*CHALLENGE*
Reproduce the full listing below unchanged, apart from the pictures.

--- start ENTRIES ---

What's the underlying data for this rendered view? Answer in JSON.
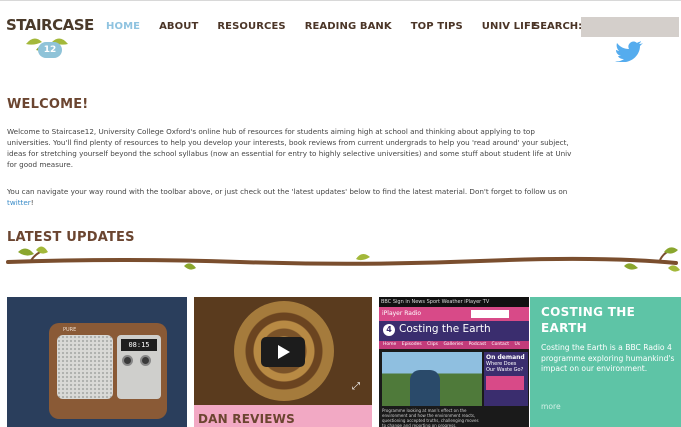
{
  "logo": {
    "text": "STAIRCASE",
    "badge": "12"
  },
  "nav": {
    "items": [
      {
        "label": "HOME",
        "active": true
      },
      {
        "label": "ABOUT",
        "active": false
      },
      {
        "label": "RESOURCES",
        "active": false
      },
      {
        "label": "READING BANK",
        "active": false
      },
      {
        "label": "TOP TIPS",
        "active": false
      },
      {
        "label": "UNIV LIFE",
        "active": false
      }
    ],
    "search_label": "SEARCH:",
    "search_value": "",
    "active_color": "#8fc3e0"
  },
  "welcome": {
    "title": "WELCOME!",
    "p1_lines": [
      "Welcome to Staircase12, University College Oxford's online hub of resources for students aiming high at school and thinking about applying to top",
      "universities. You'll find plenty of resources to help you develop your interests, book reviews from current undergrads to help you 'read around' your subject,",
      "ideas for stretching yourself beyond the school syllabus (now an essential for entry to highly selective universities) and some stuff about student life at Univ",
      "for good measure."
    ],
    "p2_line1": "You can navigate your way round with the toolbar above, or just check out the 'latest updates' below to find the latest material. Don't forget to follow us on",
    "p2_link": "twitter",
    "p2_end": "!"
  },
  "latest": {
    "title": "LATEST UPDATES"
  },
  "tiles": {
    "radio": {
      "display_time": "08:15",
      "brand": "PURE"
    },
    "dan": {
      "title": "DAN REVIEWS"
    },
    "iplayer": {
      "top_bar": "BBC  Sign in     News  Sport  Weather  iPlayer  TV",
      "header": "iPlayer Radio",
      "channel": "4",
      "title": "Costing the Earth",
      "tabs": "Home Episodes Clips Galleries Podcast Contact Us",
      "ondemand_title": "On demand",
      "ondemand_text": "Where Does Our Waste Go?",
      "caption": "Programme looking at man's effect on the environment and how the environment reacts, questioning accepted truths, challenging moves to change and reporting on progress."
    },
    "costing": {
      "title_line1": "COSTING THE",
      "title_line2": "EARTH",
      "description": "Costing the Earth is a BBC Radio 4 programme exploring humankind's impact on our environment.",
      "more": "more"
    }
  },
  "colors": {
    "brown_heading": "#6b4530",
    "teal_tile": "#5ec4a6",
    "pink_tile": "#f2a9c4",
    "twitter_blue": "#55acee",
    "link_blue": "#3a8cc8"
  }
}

--- end ENTRIES ---

*FULL RESPONSE*
What's the underlying data for this rendered view? Answer in JSON.
{
  "logo": {
    "text": "STAIRCASE",
    "badge": "12"
  },
  "nav": {
    "items": [
      {
        "label": "HOME",
        "active": true
      },
      {
        "label": "ABOUT",
        "active": false
      },
      {
        "label": "RESOURCES",
        "active": false
      },
      {
        "label": "READING BANK",
        "active": false
      },
      {
        "label": "TOP TIPS",
        "active": false
      },
      {
        "label": "UNIV LIFE",
        "active": false
      }
    ],
    "search_label": "SEARCH:",
    "search_value": "",
    "active_color": "#8fc3e0"
  },
  "welcome": {
    "title": "WELCOME!",
    "p1_lines": [
      "Welcome to Staircase12, University College Oxford's online hub of resources for students aiming high at school and thinking about applying to top",
      "universities. You'll find plenty of resources to help you develop your interests, book reviews from current undergrads to help you 'read around' your subject,",
      "ideas for stretching yourself beyond the school syllabus (now an essential for entry to highly selective universities) and some stuff about student life at Univ",
      "for good measure."
    ],
    "p2_line1": "You can navigate your way round with the toolbar above, or just check out the 'latest updates' below to find the latest material. Don't forget to follow us on",
    "p2_link": "twitter",
    "p2_end": "!"
  },
  "latest": {
    "title": "LATEST UPDATES"
  },
  "tiles": {
    "radio": {
      "display_time": "08:15",
      "brand": "PURE"
    },
    "dan": {
      "title": "DAN REVIEWS"
    },
    "iplayer": {
      "top_bar": "BBC  Sign in     News  Sport  Weather  iPlayer  TV",
      "header": "iPlayer Radio",
      "channel": "4",
      "title": "Costing the Earth",
      "tabs": "Home Episodes Clips Galleries Podcast Contact Us",
      "ondemand_title": "On demand",
      "ondemand_text": "Where Does Our Waste Go?",
      "caption": "Programme looking at man's effect on the environment and how the environment reacts, questioning accepted truths, challenging moves to change and reporting on progress."
    },
    "costing": {
      "title_line1": "COSTING THE",
      "title_line2": "EARTH",
      "description": "Costing the Earth is a BBC Radio 4 programme exploring humankind's impact on our environment.",
      "more": "more"
    }
  },
  "colors": {
    "brown_heading": "#6b4530",
    "teal_tile": "#5ec4a6",
    "pink_tile": "#f2a9c4",
    "twitter_blue": "#55acee",
    "link_blue": "#3a8cc8"
  }
}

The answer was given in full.